- **Directive**
Word for word, set down the records and skip each picture.

Stored data
# # # #

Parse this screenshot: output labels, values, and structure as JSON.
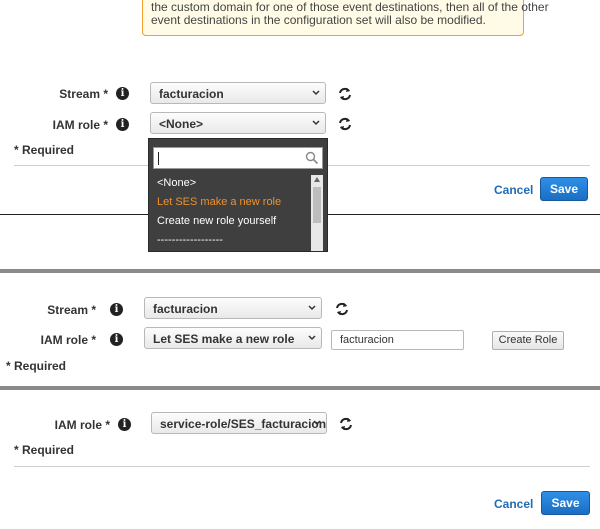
{
  "warning": {
    "line1": "the custom domain for one of those event destinations, then all of the other",
    "line2": "event destinations in the configuration set will also be modified."
  },
  "panel1": {
    "stream_label": "Stream *",
    "stream_value": "facturacion",
    "iam_label": "IAM role *",
    "iam_value": "<None>",
    "required": "* Required",
    "dropdown": {
      "search_value": "",
      "options": [
        "<None>",
        "Let SES make a new role",
        "Create new role yourself",
        "------------------"
      ],
      "highlighted": "Let SES make a new role"
    },
    "cancel": "Cancel",
    "save": "Save"
  },
  "panel2": {
    "stream_label": "Stream *",
    "stream_value": "facturacion",
    "iam_label": "IAM role *",
    "iam_value": "Let SES make a new role",
    "role_name_value": "facturacion",
    "create_role": "Create Role",
    "required": "* Required"
  },
  "panel3": {
    "iam_label": "IAM role *",
    "iam_value": "service-role/SES_facturacion",
    "required": "* Required",
    "cancel": "Cancel",
    "save": "Save"
  },
  "icons": {
    "info": "info-icon",
    "refresh": "refresh-icon",
    "chevron": "chevron-down-icon",
    "search": "search-icon"
  },
  "colors": {
    "primary_button": "#1a6fc4",
    "link": "#1f6bb5",
    "highlight_option": "#f0922a",
    "warning_border": "#f0a030"
  }
}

# # # #

- **Task solution**
Parse this screenshot: output labels, values, and structure as JSON.
{
  "warning": {
    "line1": "the custom domain for one of those event destinations, then all of the other",
    "line2": "event destinations in the configuration set will also be modified."
  },
  "panel1": {
    "stream_label": "Stream *",
    "stream_value": "facturacion",
    "iam_label": "IAM role *",
    "iam_value": "<None>",
    "required": "* Required",
    "dropdown": {
      "search_value": "",
      "options": [
        "<None>",
        "Let SES make a new role",
        "Create new role yourself",
        "------------------"
      ],
      "highlighted": "Let SES make a new role"
    },
    "cancel": "Cancel",
    "save": "Save"
  },
  "panel2": {
    "stream_label": "Stream *",
    "stream_value": "facturacion",
    "iam_label": "IAM role *",
    "iam_value": "Let SES make a new role",
    "role_name_value": "facturacion",
    "create_role": "Create Role",
    "required": "* Required"
  },
  "panel3": {
    "iam_label": "IAM role *",
    "iam_value": "service-role/SES_facturacion",
    "required": "* Required",
    "cancel": "Cancel",
    "save": "Save"
  },
  "icons": {
    "info": "info-icon",
    "refresh": "refresh-icon",
    "chevron": "chevron-down-icon",
    "search": "search-icon"
  },
  "colors": {
    "primary_button": "#1a6fc4",
    "link": "#1f6bb5",
    "highlight_option": "#f0922a",
    "warning_border": "#f0a030"
  }
}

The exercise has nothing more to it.